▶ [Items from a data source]
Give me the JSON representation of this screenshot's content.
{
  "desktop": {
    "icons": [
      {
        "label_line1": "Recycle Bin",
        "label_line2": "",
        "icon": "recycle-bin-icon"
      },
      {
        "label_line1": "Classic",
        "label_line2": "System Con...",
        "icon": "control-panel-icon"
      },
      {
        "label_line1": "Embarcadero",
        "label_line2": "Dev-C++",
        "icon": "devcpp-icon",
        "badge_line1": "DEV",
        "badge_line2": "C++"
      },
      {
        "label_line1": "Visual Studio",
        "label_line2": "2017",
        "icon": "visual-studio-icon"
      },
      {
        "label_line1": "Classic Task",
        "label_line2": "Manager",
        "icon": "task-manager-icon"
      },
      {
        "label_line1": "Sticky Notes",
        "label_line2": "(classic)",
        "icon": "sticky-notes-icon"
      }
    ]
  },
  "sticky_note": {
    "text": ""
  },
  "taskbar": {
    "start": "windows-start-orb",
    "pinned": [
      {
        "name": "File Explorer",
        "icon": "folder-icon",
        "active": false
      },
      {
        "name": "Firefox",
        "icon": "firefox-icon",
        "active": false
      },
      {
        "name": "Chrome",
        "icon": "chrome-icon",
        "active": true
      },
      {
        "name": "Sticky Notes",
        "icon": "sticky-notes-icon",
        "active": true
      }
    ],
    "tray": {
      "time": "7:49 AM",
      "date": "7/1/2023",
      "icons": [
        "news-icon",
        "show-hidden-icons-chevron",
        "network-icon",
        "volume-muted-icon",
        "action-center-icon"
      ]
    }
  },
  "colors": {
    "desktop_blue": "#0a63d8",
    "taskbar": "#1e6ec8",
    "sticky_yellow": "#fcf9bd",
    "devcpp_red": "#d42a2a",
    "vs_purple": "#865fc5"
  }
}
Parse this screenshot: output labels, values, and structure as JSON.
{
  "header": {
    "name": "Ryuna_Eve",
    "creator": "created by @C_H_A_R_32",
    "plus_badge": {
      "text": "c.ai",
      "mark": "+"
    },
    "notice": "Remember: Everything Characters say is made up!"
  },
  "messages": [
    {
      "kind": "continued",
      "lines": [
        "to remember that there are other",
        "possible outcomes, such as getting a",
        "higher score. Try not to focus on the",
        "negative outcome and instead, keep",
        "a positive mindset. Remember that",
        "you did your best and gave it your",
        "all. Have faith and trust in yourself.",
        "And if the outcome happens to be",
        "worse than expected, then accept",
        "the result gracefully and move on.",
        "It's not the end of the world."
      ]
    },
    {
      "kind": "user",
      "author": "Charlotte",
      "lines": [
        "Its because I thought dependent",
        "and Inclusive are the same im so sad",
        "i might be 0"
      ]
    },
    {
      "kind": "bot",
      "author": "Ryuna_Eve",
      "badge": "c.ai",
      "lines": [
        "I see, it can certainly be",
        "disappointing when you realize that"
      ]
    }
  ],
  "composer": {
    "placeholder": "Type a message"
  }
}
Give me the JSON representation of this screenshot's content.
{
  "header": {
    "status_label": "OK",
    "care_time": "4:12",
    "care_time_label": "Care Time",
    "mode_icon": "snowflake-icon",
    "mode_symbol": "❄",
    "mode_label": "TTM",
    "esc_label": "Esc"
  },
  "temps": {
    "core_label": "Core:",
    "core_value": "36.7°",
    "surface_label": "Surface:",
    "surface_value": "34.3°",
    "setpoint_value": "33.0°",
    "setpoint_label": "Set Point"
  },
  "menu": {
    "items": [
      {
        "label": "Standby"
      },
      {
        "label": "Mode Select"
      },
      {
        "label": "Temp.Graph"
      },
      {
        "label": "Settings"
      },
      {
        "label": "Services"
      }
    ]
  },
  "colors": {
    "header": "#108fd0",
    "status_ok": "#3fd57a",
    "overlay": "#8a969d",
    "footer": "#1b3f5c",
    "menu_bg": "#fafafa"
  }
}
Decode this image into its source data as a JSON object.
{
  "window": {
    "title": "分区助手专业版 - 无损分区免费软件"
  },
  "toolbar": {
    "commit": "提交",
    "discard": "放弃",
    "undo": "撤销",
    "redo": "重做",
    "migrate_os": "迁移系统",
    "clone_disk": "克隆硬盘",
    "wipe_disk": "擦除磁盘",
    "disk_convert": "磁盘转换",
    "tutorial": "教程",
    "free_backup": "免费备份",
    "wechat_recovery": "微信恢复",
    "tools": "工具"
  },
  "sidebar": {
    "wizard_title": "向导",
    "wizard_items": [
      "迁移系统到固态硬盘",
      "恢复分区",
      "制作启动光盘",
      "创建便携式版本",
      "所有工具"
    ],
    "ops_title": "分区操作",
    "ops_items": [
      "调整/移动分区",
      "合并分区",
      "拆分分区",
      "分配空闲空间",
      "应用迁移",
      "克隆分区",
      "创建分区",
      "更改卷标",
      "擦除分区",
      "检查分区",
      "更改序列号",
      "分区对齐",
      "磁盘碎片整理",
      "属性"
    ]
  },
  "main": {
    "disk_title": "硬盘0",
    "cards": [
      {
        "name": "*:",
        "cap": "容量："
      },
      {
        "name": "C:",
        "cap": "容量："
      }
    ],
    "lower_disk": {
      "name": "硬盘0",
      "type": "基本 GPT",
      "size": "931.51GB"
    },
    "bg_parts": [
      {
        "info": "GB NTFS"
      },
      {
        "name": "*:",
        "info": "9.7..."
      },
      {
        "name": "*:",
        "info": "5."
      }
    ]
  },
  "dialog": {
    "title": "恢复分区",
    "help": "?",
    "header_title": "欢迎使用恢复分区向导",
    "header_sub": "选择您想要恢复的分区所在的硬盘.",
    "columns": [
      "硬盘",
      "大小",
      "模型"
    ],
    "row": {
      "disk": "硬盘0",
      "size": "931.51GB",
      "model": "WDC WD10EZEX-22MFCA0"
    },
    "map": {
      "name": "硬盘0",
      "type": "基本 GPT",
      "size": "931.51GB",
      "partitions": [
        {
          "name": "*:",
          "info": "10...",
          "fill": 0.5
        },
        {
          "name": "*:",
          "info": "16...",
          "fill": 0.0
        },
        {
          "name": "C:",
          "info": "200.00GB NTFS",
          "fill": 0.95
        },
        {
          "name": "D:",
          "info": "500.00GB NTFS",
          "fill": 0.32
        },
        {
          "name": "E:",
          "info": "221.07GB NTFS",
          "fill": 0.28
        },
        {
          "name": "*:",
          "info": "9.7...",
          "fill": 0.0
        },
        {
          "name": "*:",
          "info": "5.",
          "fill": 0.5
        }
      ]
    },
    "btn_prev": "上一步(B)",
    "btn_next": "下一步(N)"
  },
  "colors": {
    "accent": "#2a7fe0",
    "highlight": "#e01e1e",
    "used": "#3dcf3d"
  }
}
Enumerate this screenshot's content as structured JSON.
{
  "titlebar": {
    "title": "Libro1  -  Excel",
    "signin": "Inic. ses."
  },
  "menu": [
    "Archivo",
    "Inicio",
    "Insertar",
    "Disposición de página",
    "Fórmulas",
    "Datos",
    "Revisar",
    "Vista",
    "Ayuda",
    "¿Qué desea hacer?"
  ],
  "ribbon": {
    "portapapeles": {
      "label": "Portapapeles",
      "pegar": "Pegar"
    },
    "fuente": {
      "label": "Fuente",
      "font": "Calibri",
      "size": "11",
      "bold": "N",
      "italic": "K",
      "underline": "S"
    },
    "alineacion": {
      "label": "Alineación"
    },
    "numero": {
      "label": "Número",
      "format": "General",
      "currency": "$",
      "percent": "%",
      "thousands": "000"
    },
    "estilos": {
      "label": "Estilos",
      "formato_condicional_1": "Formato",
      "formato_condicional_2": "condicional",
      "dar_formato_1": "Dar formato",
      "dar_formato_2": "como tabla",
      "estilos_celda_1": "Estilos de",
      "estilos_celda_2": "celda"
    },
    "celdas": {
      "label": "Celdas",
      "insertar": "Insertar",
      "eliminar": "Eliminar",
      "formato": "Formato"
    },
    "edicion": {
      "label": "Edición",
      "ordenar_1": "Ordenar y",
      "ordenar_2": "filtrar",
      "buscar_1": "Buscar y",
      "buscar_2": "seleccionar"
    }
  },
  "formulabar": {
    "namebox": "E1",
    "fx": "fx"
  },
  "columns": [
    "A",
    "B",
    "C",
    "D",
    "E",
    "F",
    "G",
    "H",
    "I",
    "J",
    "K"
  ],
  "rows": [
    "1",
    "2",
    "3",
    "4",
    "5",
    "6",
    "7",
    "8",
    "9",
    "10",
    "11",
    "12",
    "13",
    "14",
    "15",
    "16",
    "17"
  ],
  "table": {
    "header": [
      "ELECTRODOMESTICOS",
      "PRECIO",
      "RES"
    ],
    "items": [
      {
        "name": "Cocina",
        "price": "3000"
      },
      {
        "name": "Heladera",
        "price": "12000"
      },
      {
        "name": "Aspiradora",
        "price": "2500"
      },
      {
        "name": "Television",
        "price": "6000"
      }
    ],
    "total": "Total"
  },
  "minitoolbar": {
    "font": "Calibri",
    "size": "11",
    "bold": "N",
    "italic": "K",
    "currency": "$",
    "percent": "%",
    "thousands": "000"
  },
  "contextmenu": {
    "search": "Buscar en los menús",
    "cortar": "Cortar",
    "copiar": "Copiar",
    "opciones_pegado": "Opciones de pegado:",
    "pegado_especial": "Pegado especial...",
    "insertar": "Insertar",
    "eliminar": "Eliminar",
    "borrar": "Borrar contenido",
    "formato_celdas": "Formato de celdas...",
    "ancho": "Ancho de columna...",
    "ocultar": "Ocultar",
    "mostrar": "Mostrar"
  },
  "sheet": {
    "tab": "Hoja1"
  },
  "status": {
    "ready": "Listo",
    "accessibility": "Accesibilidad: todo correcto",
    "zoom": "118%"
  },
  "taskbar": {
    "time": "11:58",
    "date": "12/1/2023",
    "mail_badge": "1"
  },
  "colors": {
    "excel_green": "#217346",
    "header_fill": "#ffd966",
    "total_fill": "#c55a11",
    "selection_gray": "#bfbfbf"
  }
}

▶ [WHAT YOU NEED TO DO] Go through the material above and copy each line that has the word "size".

▶ [THE OUTPUT]
      "size": "931.51GB"
      "size": "931.51GB",
      "size": "931.51GB",
      "size": "11",
    "size": "11",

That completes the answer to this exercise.